_WHAT IS REQUIRED_
Look through the listing for the word "values". Copy each line that has it.

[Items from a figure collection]
++++++

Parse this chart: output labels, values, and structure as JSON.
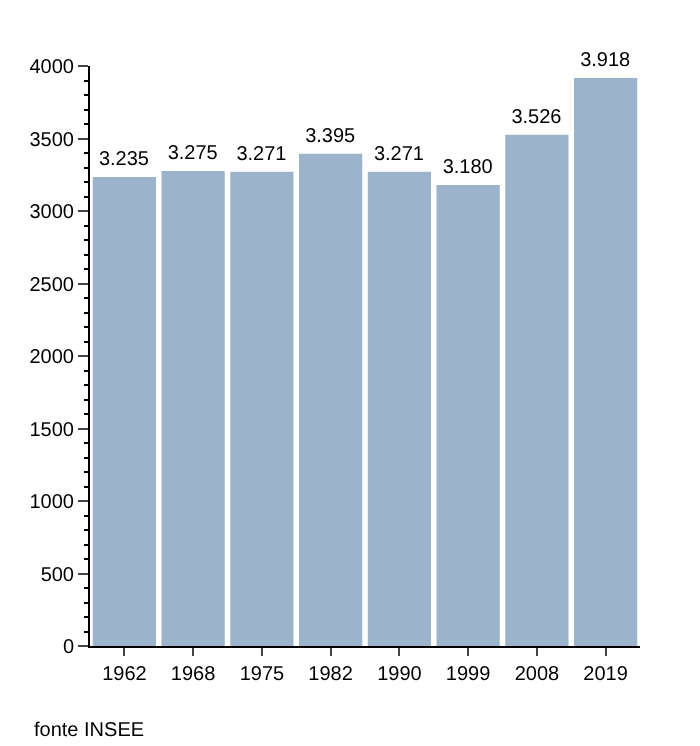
{
  "chart_data": {
    "type": "bar",
    "categories": [
      "1962",
      "1968",
      "1975",
      "1982",
      "1990",
      "1999",
      "2008",
      "2019"
    ],
    "values": [
      3235,
      3275,
      3271,
      3395,
      3271,
      3180,
      3526,
      3918
    ],
    "value_labels": [
      "3.235",
      "3.275",
      "3.271",
      "3.395",
      "3.271",
      "3.180",
      "3.526",
      "3.918"
    ],
    "color": "#9bb4cc",
    "ylim": [
      0,
      4000
    ],
    "yticks": [
      0,
      500,
      1000,
      1500,
      2000,
      2500,
      3000,
      3500,
      4000
    ],
    "grid": false,
    "legend": false,
    "annotations": [
      "fonte INSEE"
    ]
  }
}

++++++

_COMPLETE OUTPUT_
Parse this chart: output labels, values, and structure as JSON.
    "values": [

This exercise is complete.